## Problem requirements
Repeat the records word for word, excluding any picture.

━━━━━ Data listing

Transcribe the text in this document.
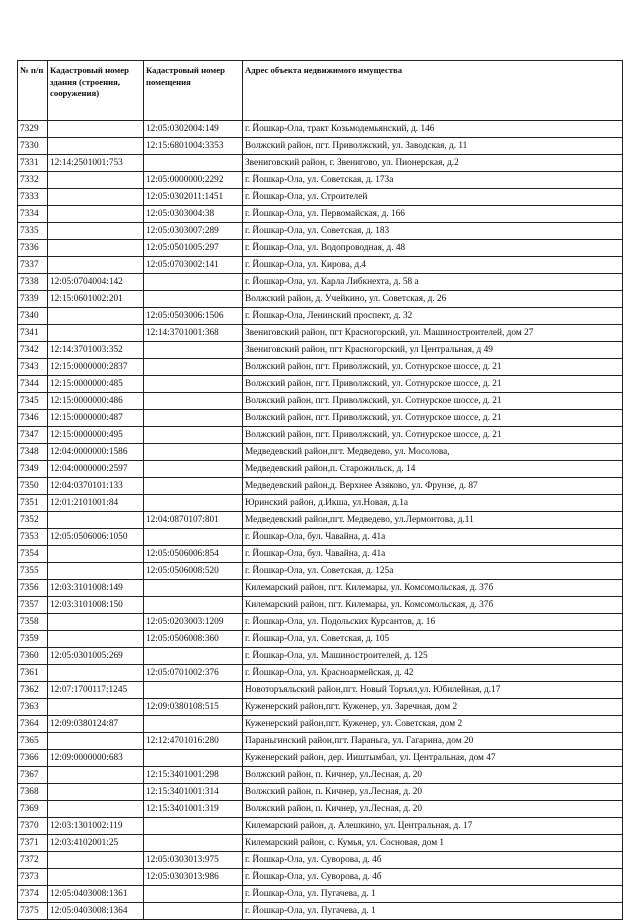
№ п/п	Кадастровый номер здания (строения, сооружения)	Кадастровый номер помещения	Адрес объекта недвижимого имущества
7329		12:05:0302004:149	г. Йошкар-Ола, тракт Козьмодемьянский, д. 146
7330		12:15:6801004:3353	Волжский район, пгт. Приволжский, ул. Заводская, д. 11
7331	12:14:2501001:753		Звениговский район, г. Звенигово, ул. Пионерская, д.2
7332		12:05:0000000:2292	г. Йошкар-Ола, ул. Советская, д. 173а
7333		12:05:0302011:1451	г. Йошкар-Ола, ул. Строителей
7334		12:05:0303004:38	г. Йошкар-Ола, ул. Первомайская, д. 166
7335		12:05:0303007:289	г. Йошкар-Ола, ул. Советская, д. 183
7336		12:05:0501005:297	г. Йошкар-Ола, ул. Водопроводная, д. 48
7337		12:05:0703002:141	г. Йошкар-Ола, ул. Кирова, д.4
7338	12:05:0704004:142		г. Йошкар-Ола, ул. Карла Либкнехта, д. 58 а
7339	12:15:0601002:201		Волжский район, д. Учейкино, ул. Советская, д. 26
7340		12:05:0503006:1506	г. Йошкар-Ола, Ленинский проспект, д. 32
7341		12:14:3701001:368	Звениговский район, пгт Красногорский, ул. Машиностроителей, дом 27
7342	12:14:3701003:352		Звениговский район, пгт Красногорский, ул Центральная, д 49
7343	12:15:0000000:2837		Волжский район, пгт. Приволжский, ул. Сотнурское шоссе, д. 21
7344	12:15:0000000:485		Волжский район, пгт. Приволжский, ул. Сотнурское шоссе, д. 21
7345	12:15:0000000:486		Волжский район, пгт. Приволжский, ул. Сотнурское шоссе, д. 21
7346	12:15:0000000:487		Волжский район, пгт. Приволжский, ул. Сотнурское шоссе, д. 21
7347	12:15:0000000:495		Волжский район, пгт. Приволжский, ул. Сотнурское шоссе, д. 21
7348	12:04:0000000:1586		Медведевский район,пгт. Медведево, ул. Мосолова,
7349	12:04:0000000:2597		Медведевский район,п. Старожильск, д. 14
7350	12:04:0370101:133		Медведевский район,д. Верхнее Азяково, ул. Фрунзе, д. 87
7351	12:01:2101001:84		Юринский район, д.Икша, ул.Новая, д.1а
7352		12:04:0870107:801	Медведевский район,пгт. Медведево, ул.Лермонтова, д.11
7353	12:05:0506006:1050		г. Йошкар-Ола, бул. Чавайна, д. 41а
7354		12:05:0506006:854	г. Йошкар-Ола, бул. Чавайна, д. 41а
7355		12:05:0506008:520	г. Йошкар-Ола, ул. Советская, д. 125а
7356	12:03:3101008:149		Килемарский район, пгт. Килемары, ул. Комсомольская, д. 37б
7357	12:03:3101008:150		Килемарский район, пгт. Килемары, ул. Комсомольская, д. 37б
7358		12:05:0203003:1209	г. Йошкар-Ола, ул. Подольских Курсантов, д. 16
7359		12:05:0506008:360	г. Йошкар-Ола, ул. Советская, д. 105
7360	12:05:0301005:269		г. Йошкар-Ола, ул. Машиностроителей, д. 125
7361		12:05:0701002:376	г. Йошкар-Ола, ул. Красноармейская, д. 42
7362	12:07:1700117:1245		Новоторъяльский район,пгт. Новый Торъял,ул. Юбилейная, д.17
7363		12:09:0380108:515	Куженерский район,пгт. Куженер, ул. Заречная, дом 2
7364	12:09:0380124:87		Куженерский район,пгт. Куженер, ул. Советская, дом 2
7365		12:12:4701016:280	Параньгинский район,пгт. Параньга, ул. Гагарина, дом 20
7366	12:09:0000000:683		Куженерский район, дер. Ииштымбал, ул. Центральная, дом 47
7367		12:15:3401001:298	Волжский район, п. Кичнер, ул.Лесная, д. 20
7368		12:15:3401001:314	Волжский район, п. Кичнер, ул.Лесная, д. 20
7369		12:15:3401001:319	Волжский район, п. Кичнер, ул.Лесная, д. 20
7370	12:03:1301002:119		Килемарский район, д. Алешкино, ул. Центральная, д. 17
7371	12:03:4102001:25		Килемарский район, с. Кумья, ул. Сосновая, дом 1
7372		12:05:0303013:975	г. Йошкар-Ола, ул. Суворова, д. 4б
7373		12:05:0303013:986	г. Йошкар-Ола, ул. Суворова, д. 4б
7374	12:05:0403008:1361		г. Йошкар-Ола, ул. Пугачева, д. 1
7375	12:05:0403008:1364		г. Йошкар-Ола, ул. Пугачева, д. 1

━━━━━━━━━━

## Written reply
Transcribe the text in this document.
№ п/п	Кадастровый номер здания (строения, сооружения)	Кадастровый номер помещения	Адрес объекта недвижимого имущества
7329		12:05:0302004:149	г. Йошкар-Ола, тракт Козьмодемьянский, д. 146
7330		12:15:6801004:3353	Волжский район, пгт. Приволжский, ул. Заводская, д. 11
7331	12:14:2501001:753		Звениговский район, г. Звенигово, ул. Пионерская, д.2
7332		12:05:0000000:2292	г. Йошкар-Ола, ул. Советская, д. 173а
7333		12:05:0302011:1451	г. Йошкар-Ола, ул. Строителей
7334		12:05:0303004:38	г. Йошкар-Ола, ул. Первомайская, д. 166
7335		12:05:0303007:289	г. Йошкар-Ола, ул. Советская, д. 183
7336		12:05:0501005:297	г. Йошкар-Ола, ул. Водопроводная, д. 48
7337		12:05:0703002:141	г. Йошкар-Ола, ул. Кирова, д.4
7338	12:05:0704004:142		г. Йошкар-Ола, ул. Карла Либкнехта, д. 58 а
7339	12:15:0601002:201		Волжский район, д. Учейкино, ул. Советская, д. 26
7340		12:05:0503006:1506	г. Йошкар-Ола, Ленинский проспект, д. 32
7341		12:14:3701001:368	Звениговский район, пгт Красногорский, ул. Машиностроителей, дом 27
7342	12:14:3701003:352		Звениговский район, пгт Красногорский, ул Центральная, д 49
7343	12:15:0000000:2837		Волжский район, пгт. Приволжский, ул. Сотнурское шоссе, д. 21
7344	12:15:0000000:485		Волжский район, пгт. Приволжский, ул. Сотнурское шоссе, д. 21
7345	12:15:0000000:486		Волжский район, пгт. Приволжский, ул. Сотнурское шоссе, д. 21
7346	12:15:0000000:487		Волжский район, пгт. Приволжский, ул. Сотнурское шоссе, д. 21
7347	12:15:0000000:495		Волжский район, пгт. Приволжский, ул. Сотнурское шоссе, д. 21
7348	12:04:0000000:1586		Медведевский район,пгт. Медведево, ул. Мосолова,
7349	12:04:0000000:2597		Медведевский район,п. Старожильск, д. 14
7350	12:04:0370101:133		Медведевский район,д. Верхнее Азяково, ул. Фрунзе, д. 87
7351	12:01:2101001:84		Юринский район, д.Икша, ул.Новая, д.1а
7352		12:04:0870107:801	Медведевский район,пгт. Медведево, ул.Лермонтова, д.11
7353	12:05:0506006:1050		г. Йошкар-Ола, бул. Чавайна, д. 41а
7354		12:05:0506006:854	г. Йошкар-Ола, бул. Чавайна, д. 41а
7355		12:05:0506008:520	г. Йошкар-Ола, ул. Советская, д. 125а
7356	12:03:3101008:149		Килемарский район, пгт. Килемары, ул. Комсомольская, д. 37б
7357	12:03:3101008:150		Килемарский район, пгт. Килемары, ул. Комсомольская, д. 37б
7358		12:05:0203003:1209	г. Йошкар-Ола, ул. Подольских Курсантов, д. 16
7359		12:05:0506008:360	г. Йошкар-Ола, ул. Советская, д. 105
7360	12:05:0301005:269		г. Йошкар-Ола, ул. Машиностроителей, д. 125
7361		12:05:0701002:376	г. Йошкар-Ола, ул. Красноармейская, д. 42
7362	12:07:1700117:1245		Новоторъяльский район,пгт. Новый Торъял,ул. Юбилейная, д.17
7363		12:09:0380108:515	Куженерский район,пгт. Куженер, ул. Заречная, дом 2
7364	12:09:0380124:87		Куженерский район,пгт. Куженер, ул. Советская, дом 2
7365		12:12:4701016:280	Параньгинский район,пгт. Параньга, ул. Гагарина, дом 20
7366	12:09:0000000:683		Куженерский район, дер. Ииштымбал, ул. Центральная, дом 47
7367		12:15:3401001:298	Волжский район, п. Кичнер, ул.Лесная, д. 20
7368		12:15:3401001:314	Волжский район, п. Кичнер, ул.Лесная, д. 20
7369		12:15:3401001:319	Волжский район, п. Кичнер, ул.Лесная, д. 20
7370	12:03:1301002:119		Килемарский район, д. Алешкино, ул. Центральная, д. 17
7371	12:03:4102001:25		Килемарский район, с. Кумья, ул. Сосновая, дом 1
7372		12:05:0303013:975	г. Йошкар-Ола, ул. Суворова, д. 4б
7373		12:05:0303013:986	г. Йошкар-Ола, ул. Суворова, д. 4б
7374	12:05:0403008:1361		г. Йошкар-Ола, ул. Пугачева, д. 1
7375	12:05:0403008:1364		г. Йошкар-Ола, ул. Пугачева, д. 1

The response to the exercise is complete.